>> BEGIN DATASET ROWS

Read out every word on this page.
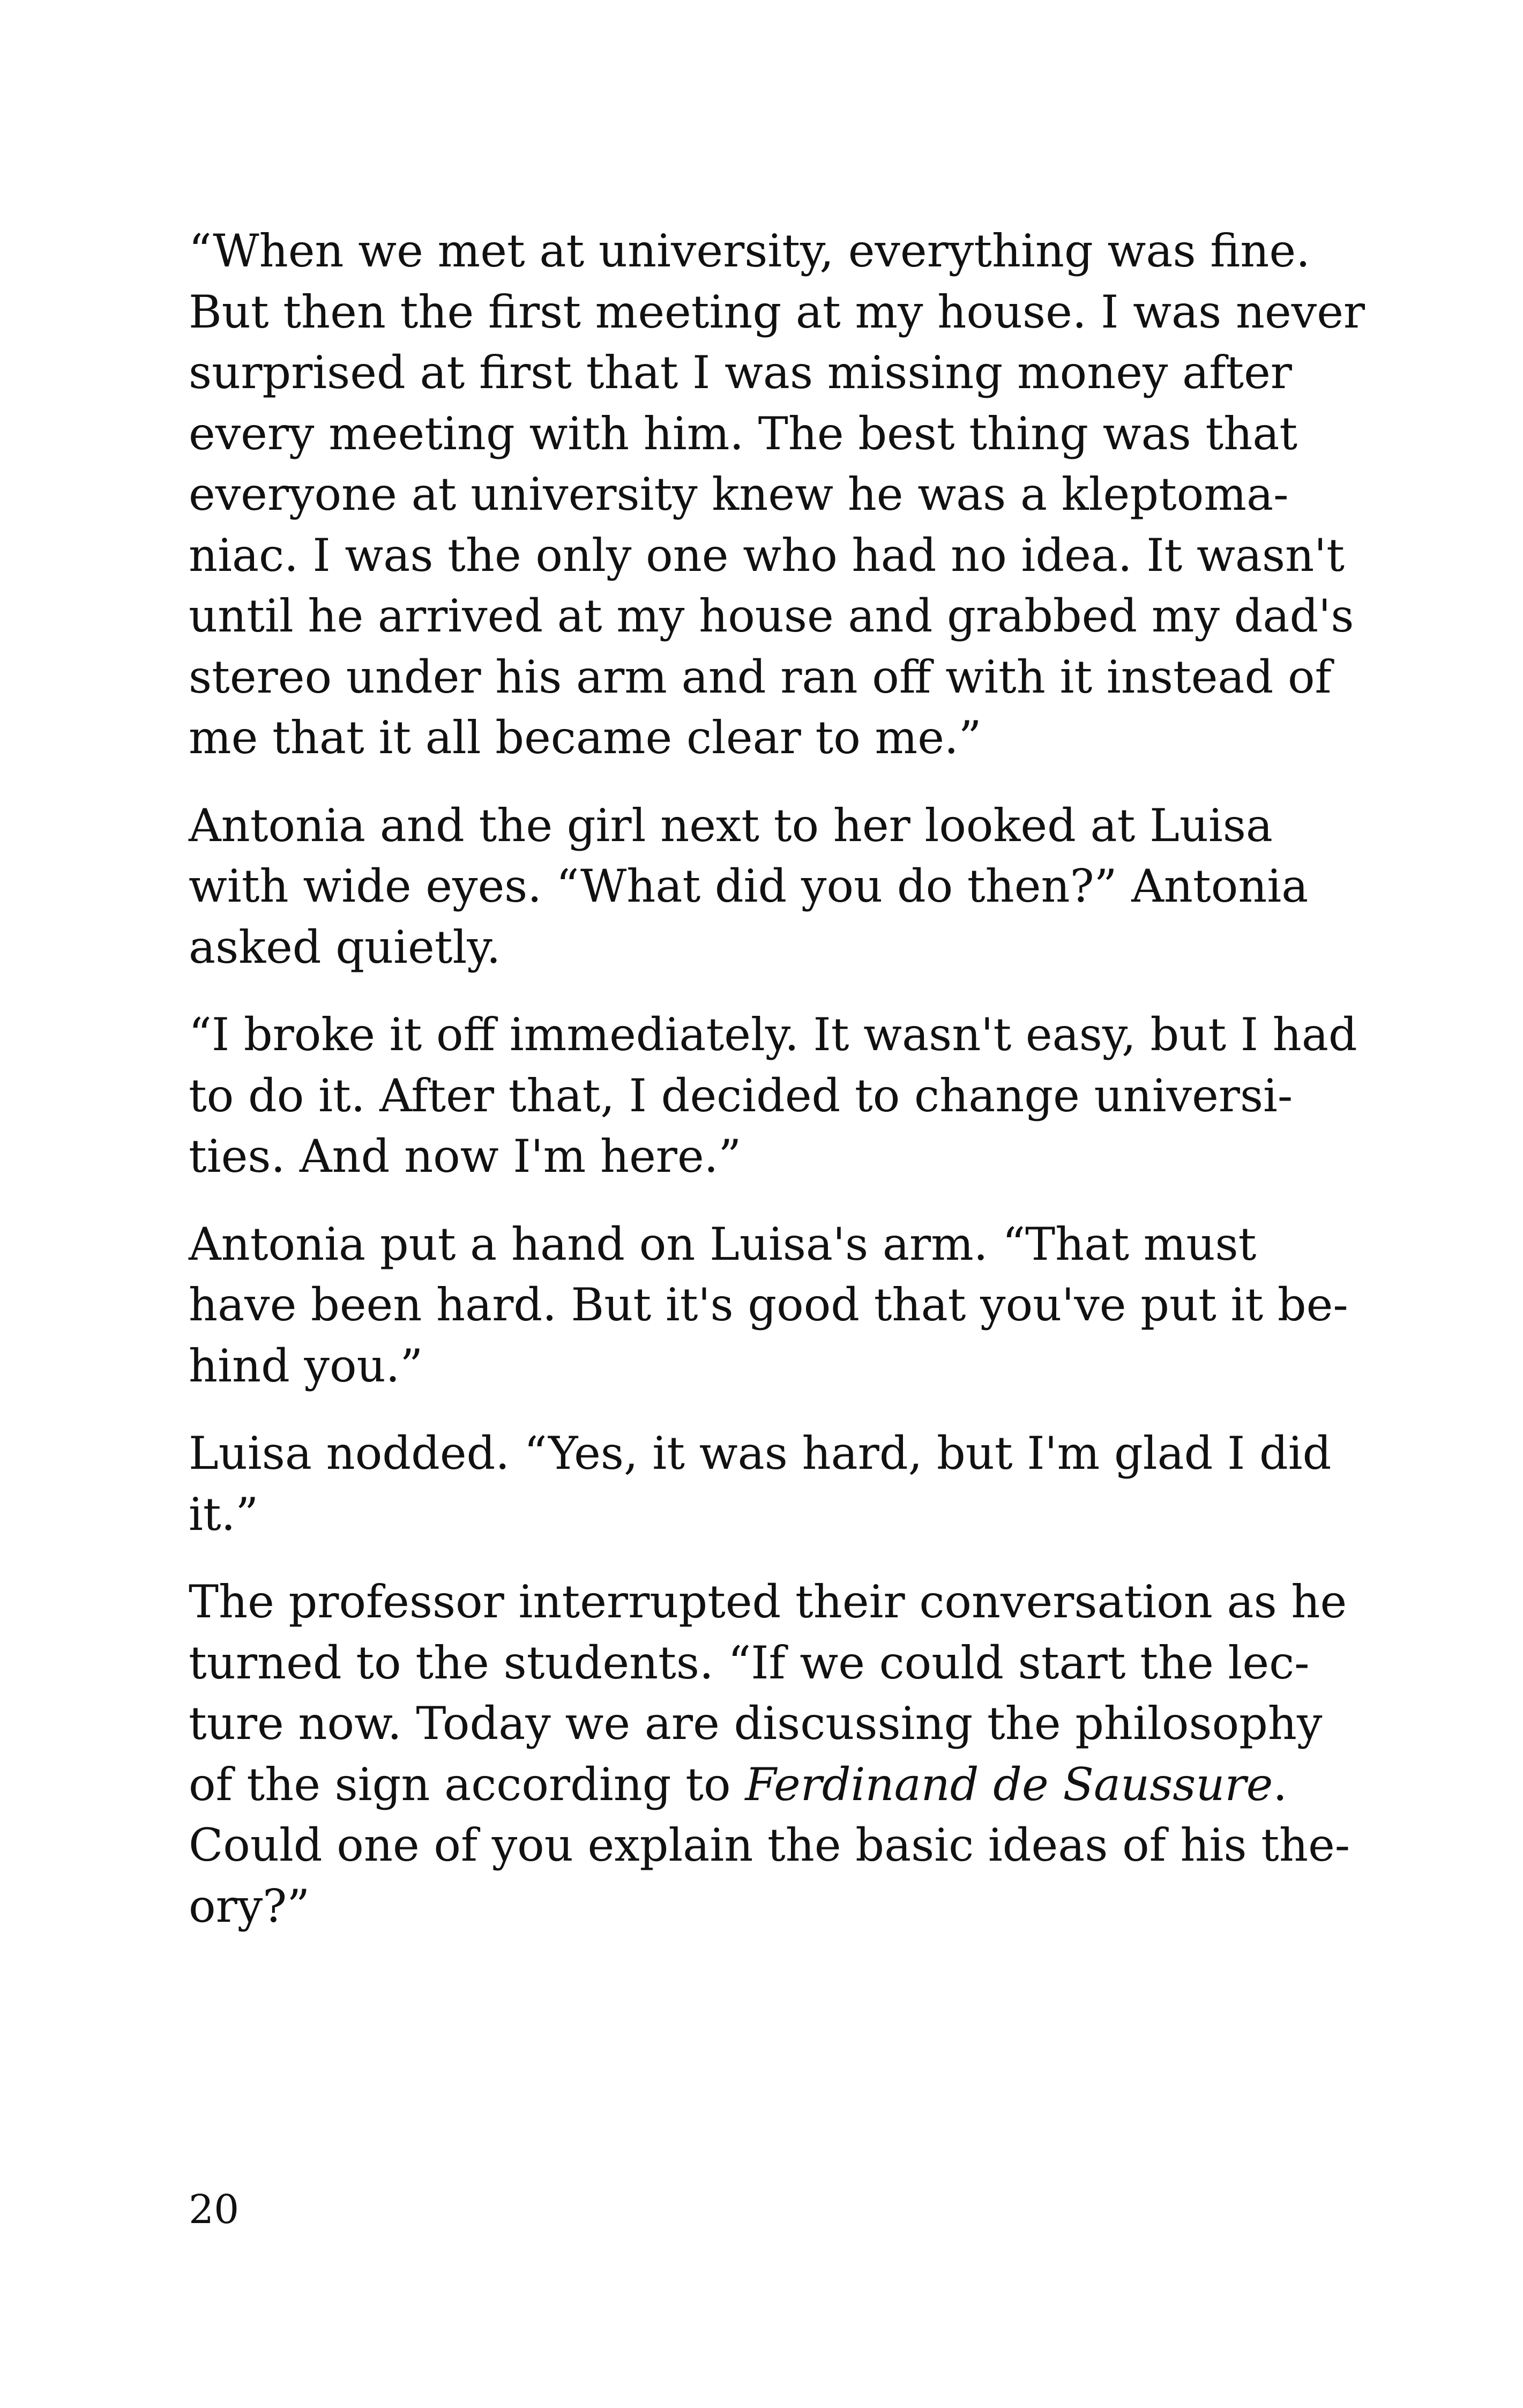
“When we met at university, everything was fine.
But then the first meeting at my house. I was never
surprised at first that I was missing money after
every meeting with him. The best thing was that
everyone at university knew he was a kleptoma-
niac. I was the only one who had no idea. It wasn't
until he arrived at my house and grabbed my dad's
stereo under his arm and ran off with it instead of
me that it all became clear to me.”

Antonia and the girl next to her looked at Luisa
with wide eyes. “What did you do then?” Antonia
asked quietly.

“I broke it off immediately. It wasn't easy, but I had
to do it. After that, I decided to change universi-
ties. And now I'm here.”

Antonia put a hand on Luisa's arm. “That must
have been hard. But it's good that you've put it be-
hind you.”

Luisa nodded. “Yes, it was hard, but I'm glad I did
it.”

The professor interrupted their conversation as he
turned to the students. “If we could start the lec-
ture now. Today we are discussing the philosophy
of the sign according to Ferdinand de Saussure.
Could one of you explain the basic ideas of his the-
ory?”

20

>> END DATASET ROWS

TASK INSTRUCTIONS: Go back to the records above and write them out exactly, without the pictures.

SOLUTION BELOW:
Read out every word on this page.
“When we met at university, everything was fine.
But then the first meeting at my house. I was never
surprised at first that I was missing money after
every meeting with him. The best thing was that
everyone at university knew he was a kleptoma-
niac. I was the only one who had no idea. It wasn't
until he arrived at my house and grabbed my dad's
stereo under his arm and ran off with it instead of
me that it all became clear to me.”

Antonia and the girl next to her looked at Luisa
with wide eyes. “What did you do then?” Antonia
asked quietly.

“I broke it off immediately. It wasn't easy, but I had
to do it. After that, I decided to change universi-
ties. And now I'm here.”

Antonia put a hand on Luisa's arm. “That must
have been hard. But it's good that you've put it be-
hind you.”

Luisa nodded. “Yes, it was hard, but I'm glad I did
it.”

The professor interrupted their conversation as he
turned to the students. “If we could start the lec-
ture now. Today we are discussing the philosophy
of the sign according to Ferdinand de Saussure.
Could one of you explain the basic ideas of his the-
ory?”

20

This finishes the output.